→ **Your goal**: Down to the last line, print the data that follows exactly, without its pictures.

(Page transcription entries)
++++++++++++++++++++
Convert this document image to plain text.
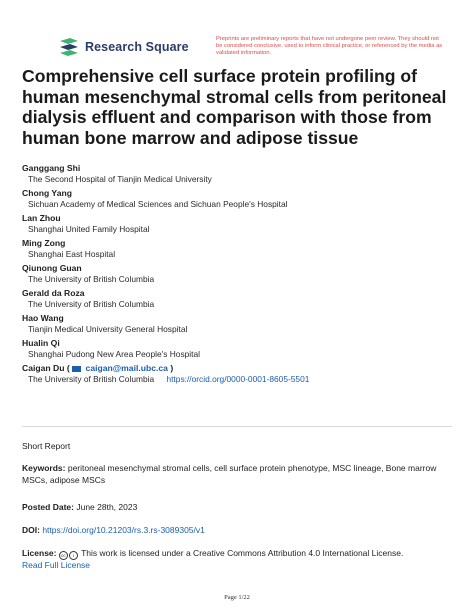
Research Square
Preprints are preliminary reports that have not undergone peer review. They should not be considered conclusive, used to inform clinical practice, or referenced by the media as validated information.
Comprehensive cell surface protein profiling of human mesenchymal stromal cells from peritoneal dialysis effluent and comparison with those from human bone marrow and adipose tissue
Ganggang Shi
The Second Hospital of Tianjin Medical University
Chong Yang
Sichuan Academy of Medical Sciences and Sichuan People's Hospital
Lan Zhou
Shanghai United Family Hospital
Ming Zong
Shanghai East Hospital
Qiunong Guan
The University of British Columbia
Gerald da Roza
The University of British Columbia
Hao Wang
Tianjin Medical University General Hospital
Hualin Qi
Shanghai Pudong New Area People's Hospital
Caigan Du ( caigan@mail.ubc.ca )
The University of British Columbia https://orcid.org/0000-0001-8605-5501
Short Report
Keywords: peritoneal mesenchymal stromal cells, cell surface protein phenotype, MSC lineage, Bone marrow MSCs, adipose MSCs
Posted Date: June 28th, 2023
DOI: https://doi.org/10.21203/rs.3.rs-3089305/v1
License: cc i This work is licensed under a Creative Commons Attribution 4.0 International License.
Read Full License
Page 1/22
++++++++++++++++++++
→ **The answer**:
Convert this document image to plain text.
Research Square
Preprints are preliminary reports that have not undergone peer review. They should not be considered conclusive, used to inform clinical practice, or referenced by the media as validated information.
Comprehensive cell surface protein profiling of human mesenchymal stromal cells from peritoneal dialysis effluent and comparison with those from human bone marrow and adipose tissue
Ganggang Shi
The Second Hospital of Tianjin Medical University
Chong Yang
Sichuan Academy of Medical Sciences and Sichuan People's Hospital
Lan Zhou
Shanghai United Family Hospital
Ming Zong
Shanghai East Hospital
Qiunong Guan
The University of British Columbia
Gerald da Roza
The University of British Columbia
Hao Wang
Tianjin Medical University General Hospital
Hualin Qi
Shanghai Pudong New Area People's Hospital
Caigan Du ( caigan@mail.ubc.ca )
The University of British Columbia https://orcid.org/0000-0001-8605-5501
Short Report
Keywords: peritoneal mesenchymal stromal cells, cell surface protein phenotype, MSC lineage, Bone marrow MSCs, adipose MSCs
Posted Date: June 28th, 2023
DOI: https://doi.org/10.21203/rs.3.rs-3089305/v1
License: cc i This work is licensed under a Creative Commons Attribution 4.0 International License.
Read Full License
Page 1/22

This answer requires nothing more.